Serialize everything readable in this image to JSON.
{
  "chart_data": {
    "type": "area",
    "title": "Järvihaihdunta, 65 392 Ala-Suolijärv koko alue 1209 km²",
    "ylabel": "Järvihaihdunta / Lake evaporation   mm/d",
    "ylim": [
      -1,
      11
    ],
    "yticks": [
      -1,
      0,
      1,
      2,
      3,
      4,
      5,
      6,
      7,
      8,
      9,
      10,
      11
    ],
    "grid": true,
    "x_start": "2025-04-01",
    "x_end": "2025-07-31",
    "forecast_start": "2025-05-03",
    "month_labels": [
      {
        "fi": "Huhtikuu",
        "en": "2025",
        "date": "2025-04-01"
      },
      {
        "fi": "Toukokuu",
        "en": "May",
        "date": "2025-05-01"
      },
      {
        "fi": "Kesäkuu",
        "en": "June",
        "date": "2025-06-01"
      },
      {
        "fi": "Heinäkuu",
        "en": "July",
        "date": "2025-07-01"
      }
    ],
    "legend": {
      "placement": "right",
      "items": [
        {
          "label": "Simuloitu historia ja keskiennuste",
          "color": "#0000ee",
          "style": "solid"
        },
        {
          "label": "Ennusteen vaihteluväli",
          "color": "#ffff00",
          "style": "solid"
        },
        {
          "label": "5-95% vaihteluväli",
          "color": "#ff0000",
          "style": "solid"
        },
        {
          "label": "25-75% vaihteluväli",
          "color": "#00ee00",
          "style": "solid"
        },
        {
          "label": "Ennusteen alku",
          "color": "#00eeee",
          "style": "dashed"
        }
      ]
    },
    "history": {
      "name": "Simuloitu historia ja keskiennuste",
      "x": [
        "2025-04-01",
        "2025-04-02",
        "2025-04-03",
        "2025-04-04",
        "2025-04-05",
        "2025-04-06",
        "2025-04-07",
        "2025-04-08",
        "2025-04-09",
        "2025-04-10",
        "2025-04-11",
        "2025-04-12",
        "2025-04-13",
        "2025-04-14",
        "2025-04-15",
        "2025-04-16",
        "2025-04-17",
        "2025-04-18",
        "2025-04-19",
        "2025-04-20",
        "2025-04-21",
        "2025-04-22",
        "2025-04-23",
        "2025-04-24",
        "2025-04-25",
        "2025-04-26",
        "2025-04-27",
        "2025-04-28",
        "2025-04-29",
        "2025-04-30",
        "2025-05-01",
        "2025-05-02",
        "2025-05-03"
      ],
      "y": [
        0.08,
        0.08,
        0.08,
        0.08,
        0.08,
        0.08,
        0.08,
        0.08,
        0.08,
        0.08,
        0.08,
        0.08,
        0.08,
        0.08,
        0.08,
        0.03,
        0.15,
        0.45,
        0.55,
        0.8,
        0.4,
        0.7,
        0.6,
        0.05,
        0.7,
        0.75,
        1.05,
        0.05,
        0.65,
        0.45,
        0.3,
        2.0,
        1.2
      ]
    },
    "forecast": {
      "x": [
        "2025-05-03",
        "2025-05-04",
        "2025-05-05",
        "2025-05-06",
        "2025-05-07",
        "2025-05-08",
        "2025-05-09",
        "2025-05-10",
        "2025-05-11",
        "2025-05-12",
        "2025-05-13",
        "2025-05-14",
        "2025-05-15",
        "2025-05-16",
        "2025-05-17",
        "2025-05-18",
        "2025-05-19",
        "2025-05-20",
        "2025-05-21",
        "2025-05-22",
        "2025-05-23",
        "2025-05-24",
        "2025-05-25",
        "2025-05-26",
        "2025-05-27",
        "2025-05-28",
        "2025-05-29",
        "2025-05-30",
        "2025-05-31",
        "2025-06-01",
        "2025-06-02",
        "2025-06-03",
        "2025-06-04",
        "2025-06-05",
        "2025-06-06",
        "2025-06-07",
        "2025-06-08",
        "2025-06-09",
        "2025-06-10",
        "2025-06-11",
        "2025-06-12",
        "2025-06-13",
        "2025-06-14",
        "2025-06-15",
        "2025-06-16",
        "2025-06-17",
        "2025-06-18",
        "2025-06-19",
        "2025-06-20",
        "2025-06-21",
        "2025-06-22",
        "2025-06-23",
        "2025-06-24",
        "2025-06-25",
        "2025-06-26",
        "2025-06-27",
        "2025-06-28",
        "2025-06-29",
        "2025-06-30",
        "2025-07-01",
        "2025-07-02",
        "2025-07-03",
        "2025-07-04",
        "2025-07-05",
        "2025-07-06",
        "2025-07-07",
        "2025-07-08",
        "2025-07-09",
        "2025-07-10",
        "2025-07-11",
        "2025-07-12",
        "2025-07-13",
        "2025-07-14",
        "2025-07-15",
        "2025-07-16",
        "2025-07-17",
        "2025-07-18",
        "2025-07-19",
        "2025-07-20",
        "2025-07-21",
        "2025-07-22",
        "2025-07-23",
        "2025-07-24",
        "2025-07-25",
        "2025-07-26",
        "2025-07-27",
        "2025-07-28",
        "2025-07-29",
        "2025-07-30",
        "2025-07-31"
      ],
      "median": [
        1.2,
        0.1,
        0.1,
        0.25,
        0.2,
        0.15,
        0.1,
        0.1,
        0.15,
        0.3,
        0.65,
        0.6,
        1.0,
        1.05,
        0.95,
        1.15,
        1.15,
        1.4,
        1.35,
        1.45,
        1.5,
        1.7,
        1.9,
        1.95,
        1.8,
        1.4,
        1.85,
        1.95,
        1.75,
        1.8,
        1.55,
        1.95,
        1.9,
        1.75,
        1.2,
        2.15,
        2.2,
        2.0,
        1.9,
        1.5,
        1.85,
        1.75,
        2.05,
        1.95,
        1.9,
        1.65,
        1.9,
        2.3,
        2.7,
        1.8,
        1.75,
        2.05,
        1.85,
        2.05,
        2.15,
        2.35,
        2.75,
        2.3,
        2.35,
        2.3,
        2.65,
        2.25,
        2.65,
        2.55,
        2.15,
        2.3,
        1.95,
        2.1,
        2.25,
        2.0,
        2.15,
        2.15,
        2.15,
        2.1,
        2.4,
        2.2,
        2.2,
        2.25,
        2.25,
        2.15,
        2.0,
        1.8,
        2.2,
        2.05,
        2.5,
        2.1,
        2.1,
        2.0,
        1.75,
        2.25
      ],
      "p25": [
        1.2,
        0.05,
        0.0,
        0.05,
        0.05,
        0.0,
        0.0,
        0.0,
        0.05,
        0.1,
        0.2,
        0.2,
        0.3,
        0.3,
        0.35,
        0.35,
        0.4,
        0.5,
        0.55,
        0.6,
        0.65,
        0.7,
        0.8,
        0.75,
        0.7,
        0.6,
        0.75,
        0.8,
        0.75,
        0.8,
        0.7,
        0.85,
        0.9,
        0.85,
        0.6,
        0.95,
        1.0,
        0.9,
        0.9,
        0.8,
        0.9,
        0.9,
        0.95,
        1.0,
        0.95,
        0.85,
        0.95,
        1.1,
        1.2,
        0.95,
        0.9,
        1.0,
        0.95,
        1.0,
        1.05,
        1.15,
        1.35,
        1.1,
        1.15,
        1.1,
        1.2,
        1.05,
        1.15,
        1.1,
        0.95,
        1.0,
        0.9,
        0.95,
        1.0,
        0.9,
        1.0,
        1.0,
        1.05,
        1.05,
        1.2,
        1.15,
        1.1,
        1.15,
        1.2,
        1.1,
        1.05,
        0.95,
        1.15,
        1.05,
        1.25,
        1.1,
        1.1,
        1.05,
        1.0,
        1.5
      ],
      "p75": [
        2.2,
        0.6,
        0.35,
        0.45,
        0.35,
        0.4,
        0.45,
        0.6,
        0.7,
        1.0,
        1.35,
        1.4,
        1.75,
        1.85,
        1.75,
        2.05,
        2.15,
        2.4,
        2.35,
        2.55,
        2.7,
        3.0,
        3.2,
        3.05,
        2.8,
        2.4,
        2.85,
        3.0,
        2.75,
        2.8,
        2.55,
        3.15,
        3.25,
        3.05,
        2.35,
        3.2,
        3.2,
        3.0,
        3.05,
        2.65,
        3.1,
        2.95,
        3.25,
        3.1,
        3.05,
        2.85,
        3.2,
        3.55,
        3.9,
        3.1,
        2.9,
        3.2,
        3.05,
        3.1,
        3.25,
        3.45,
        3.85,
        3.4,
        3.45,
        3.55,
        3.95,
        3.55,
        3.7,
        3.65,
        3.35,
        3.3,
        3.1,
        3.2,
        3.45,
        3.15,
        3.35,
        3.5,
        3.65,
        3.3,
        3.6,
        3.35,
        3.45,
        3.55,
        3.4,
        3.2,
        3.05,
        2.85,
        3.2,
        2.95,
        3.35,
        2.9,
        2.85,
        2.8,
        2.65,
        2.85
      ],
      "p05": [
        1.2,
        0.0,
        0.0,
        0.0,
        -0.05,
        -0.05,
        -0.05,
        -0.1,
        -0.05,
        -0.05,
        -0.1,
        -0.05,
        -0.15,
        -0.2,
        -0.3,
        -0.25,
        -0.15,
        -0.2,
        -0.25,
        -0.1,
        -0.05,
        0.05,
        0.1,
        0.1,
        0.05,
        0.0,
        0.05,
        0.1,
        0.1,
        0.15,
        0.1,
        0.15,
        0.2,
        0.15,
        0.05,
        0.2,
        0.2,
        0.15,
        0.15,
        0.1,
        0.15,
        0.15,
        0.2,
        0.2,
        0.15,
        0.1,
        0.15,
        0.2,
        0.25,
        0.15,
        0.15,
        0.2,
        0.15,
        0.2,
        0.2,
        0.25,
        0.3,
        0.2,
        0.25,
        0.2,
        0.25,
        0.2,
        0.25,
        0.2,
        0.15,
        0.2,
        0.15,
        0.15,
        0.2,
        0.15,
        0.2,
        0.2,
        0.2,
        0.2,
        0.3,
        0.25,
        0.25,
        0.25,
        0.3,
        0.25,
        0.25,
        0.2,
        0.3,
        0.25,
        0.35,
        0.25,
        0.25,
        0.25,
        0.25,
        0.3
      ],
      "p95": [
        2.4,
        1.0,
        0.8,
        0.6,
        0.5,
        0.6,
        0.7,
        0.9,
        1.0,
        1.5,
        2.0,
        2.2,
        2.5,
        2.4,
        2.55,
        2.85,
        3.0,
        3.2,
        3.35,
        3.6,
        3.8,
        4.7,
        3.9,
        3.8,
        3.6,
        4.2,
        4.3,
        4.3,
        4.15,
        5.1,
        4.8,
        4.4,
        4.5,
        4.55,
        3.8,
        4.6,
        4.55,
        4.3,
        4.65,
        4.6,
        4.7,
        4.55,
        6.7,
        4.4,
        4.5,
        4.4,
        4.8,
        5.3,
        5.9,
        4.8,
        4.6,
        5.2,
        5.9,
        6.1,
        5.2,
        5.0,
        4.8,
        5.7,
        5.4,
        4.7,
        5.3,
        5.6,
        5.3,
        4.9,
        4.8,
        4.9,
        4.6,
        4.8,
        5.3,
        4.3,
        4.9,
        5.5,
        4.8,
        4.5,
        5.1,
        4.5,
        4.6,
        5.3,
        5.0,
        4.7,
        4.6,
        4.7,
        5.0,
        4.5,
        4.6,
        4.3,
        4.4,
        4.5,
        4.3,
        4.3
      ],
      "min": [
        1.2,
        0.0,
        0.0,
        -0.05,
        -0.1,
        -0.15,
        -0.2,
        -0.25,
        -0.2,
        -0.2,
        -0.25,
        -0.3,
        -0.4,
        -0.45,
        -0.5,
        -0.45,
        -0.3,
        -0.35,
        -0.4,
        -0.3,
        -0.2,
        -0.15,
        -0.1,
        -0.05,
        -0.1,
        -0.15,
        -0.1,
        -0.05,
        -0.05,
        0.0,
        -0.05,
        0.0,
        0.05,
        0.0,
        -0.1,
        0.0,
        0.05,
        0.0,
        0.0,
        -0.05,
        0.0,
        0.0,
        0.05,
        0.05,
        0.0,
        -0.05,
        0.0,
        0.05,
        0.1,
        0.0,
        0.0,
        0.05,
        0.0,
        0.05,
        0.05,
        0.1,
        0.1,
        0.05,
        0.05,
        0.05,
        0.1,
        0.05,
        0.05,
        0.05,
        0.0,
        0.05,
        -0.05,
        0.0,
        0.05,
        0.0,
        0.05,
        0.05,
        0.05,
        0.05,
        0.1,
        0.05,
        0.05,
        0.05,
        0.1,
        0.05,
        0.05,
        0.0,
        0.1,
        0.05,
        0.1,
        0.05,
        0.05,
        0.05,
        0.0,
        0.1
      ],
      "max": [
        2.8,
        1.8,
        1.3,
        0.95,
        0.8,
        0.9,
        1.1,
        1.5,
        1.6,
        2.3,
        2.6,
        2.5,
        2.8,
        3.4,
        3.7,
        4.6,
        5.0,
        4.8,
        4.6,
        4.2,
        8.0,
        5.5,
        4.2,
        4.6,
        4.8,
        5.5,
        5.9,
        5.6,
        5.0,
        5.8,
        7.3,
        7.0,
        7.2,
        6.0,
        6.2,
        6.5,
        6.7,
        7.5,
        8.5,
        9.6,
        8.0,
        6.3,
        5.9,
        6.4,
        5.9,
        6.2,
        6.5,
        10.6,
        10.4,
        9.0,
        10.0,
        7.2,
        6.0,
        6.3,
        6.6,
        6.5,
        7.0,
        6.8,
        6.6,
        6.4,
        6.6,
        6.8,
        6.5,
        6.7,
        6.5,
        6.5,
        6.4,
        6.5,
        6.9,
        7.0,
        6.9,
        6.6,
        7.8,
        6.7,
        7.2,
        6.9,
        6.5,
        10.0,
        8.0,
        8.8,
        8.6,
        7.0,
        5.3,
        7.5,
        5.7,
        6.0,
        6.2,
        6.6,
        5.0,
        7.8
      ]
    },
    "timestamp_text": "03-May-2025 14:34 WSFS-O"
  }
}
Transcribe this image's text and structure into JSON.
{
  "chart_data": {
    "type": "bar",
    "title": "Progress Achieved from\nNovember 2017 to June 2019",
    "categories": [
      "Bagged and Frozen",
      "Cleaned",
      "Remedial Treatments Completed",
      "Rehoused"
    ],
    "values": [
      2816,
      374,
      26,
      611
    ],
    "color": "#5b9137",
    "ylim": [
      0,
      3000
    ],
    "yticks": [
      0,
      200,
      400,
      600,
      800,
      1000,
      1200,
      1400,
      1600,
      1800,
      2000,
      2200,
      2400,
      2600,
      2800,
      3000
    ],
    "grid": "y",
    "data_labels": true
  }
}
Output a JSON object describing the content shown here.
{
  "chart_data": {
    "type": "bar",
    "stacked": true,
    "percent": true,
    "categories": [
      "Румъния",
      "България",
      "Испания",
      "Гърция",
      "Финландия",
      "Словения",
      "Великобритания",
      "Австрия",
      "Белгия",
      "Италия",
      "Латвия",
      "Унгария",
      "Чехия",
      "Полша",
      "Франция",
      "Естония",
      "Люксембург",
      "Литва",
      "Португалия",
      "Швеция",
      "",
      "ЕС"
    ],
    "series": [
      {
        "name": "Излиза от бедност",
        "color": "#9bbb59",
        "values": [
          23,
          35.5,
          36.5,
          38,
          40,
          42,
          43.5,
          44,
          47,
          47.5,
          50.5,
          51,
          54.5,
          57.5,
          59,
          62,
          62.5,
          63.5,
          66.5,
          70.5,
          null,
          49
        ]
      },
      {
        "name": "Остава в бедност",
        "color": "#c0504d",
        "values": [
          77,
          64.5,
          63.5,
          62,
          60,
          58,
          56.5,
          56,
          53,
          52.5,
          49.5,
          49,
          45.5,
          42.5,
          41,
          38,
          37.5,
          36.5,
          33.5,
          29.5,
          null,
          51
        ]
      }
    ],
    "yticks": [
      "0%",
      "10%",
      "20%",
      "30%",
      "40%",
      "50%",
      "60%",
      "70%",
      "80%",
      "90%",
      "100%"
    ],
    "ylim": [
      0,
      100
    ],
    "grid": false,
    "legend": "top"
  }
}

----------------------------------------

» WHAT YOU HAVE TO DO
Pull out all lines containing the word "this" from the entries above.

» FULL SOLUTION
Serialize everything readable in this image to JSON.
Transcribe this image's text and structure into JSON.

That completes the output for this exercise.